# Set task
Look through the material below. Copy every line with the string "capacity" in it.

# Stored data
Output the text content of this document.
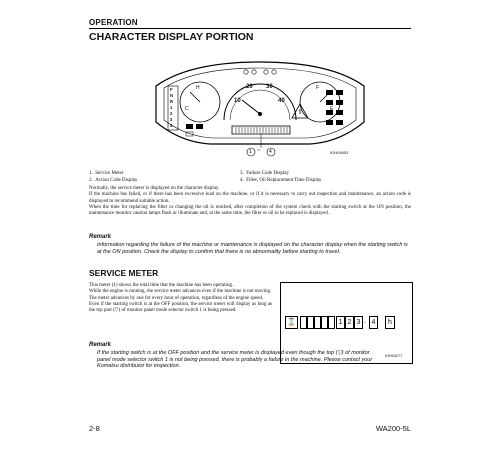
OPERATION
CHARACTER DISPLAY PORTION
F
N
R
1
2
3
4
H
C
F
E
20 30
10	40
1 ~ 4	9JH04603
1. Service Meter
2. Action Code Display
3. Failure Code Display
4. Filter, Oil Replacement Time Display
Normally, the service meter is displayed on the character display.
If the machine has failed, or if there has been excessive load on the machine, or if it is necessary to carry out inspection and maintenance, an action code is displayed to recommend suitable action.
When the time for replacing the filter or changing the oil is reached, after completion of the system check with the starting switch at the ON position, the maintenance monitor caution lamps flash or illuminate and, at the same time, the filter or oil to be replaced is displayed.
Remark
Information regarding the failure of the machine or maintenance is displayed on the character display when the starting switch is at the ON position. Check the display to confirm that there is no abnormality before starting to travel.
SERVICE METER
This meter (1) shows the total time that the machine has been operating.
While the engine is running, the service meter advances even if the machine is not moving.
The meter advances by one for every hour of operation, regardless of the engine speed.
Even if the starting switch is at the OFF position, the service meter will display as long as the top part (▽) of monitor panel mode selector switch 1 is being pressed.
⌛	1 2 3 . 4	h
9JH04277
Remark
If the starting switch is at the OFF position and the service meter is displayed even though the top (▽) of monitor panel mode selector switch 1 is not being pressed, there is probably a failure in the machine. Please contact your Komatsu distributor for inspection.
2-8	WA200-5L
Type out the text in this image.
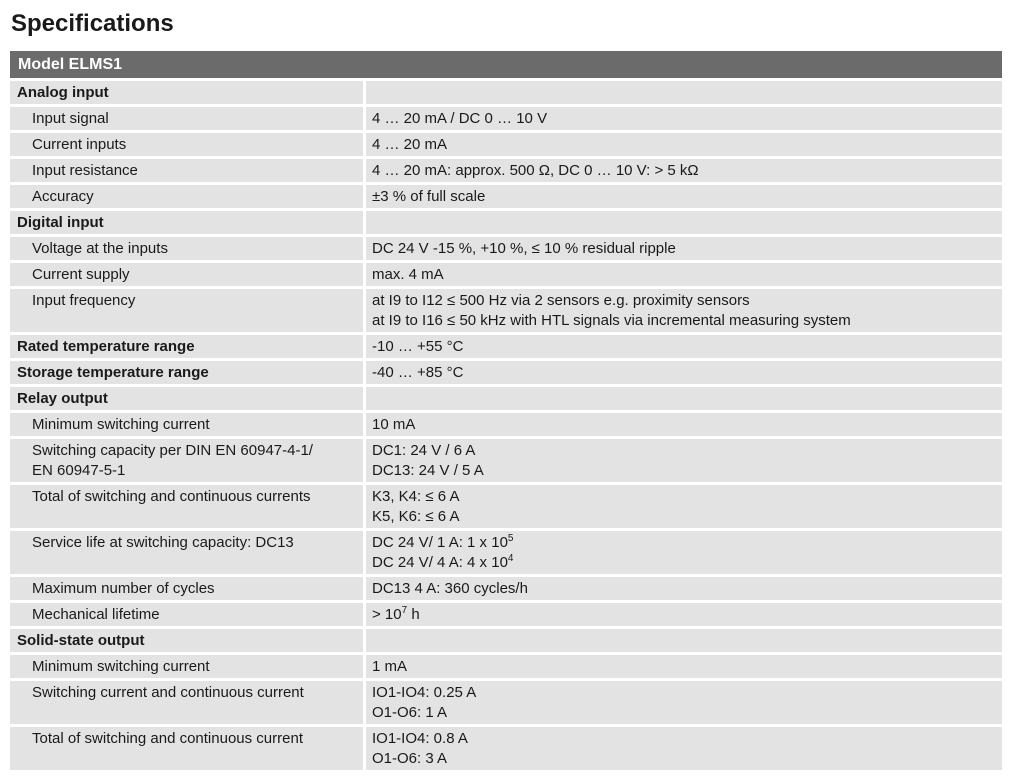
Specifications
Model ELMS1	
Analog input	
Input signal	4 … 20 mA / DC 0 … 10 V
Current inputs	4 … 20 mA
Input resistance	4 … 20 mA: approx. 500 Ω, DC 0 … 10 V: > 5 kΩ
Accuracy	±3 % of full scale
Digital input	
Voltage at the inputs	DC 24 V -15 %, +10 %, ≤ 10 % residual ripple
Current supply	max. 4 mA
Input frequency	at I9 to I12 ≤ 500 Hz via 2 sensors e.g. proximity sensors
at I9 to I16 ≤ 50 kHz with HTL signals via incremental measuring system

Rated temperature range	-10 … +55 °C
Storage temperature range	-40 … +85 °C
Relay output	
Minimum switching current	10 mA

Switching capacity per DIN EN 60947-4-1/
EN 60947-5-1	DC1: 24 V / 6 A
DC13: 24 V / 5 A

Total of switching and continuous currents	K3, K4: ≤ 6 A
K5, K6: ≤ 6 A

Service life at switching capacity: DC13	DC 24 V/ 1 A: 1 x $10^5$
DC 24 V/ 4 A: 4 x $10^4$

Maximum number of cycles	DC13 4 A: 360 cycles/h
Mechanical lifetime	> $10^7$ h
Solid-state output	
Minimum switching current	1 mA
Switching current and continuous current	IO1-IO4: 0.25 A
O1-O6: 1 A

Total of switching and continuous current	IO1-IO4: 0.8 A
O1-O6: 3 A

# Solution to the exercise
Switching capacity per DIN EN 60947-4-1/
Service life at switching capacity: DC13	DC 24 V/ 1 A: 1 x $10^5$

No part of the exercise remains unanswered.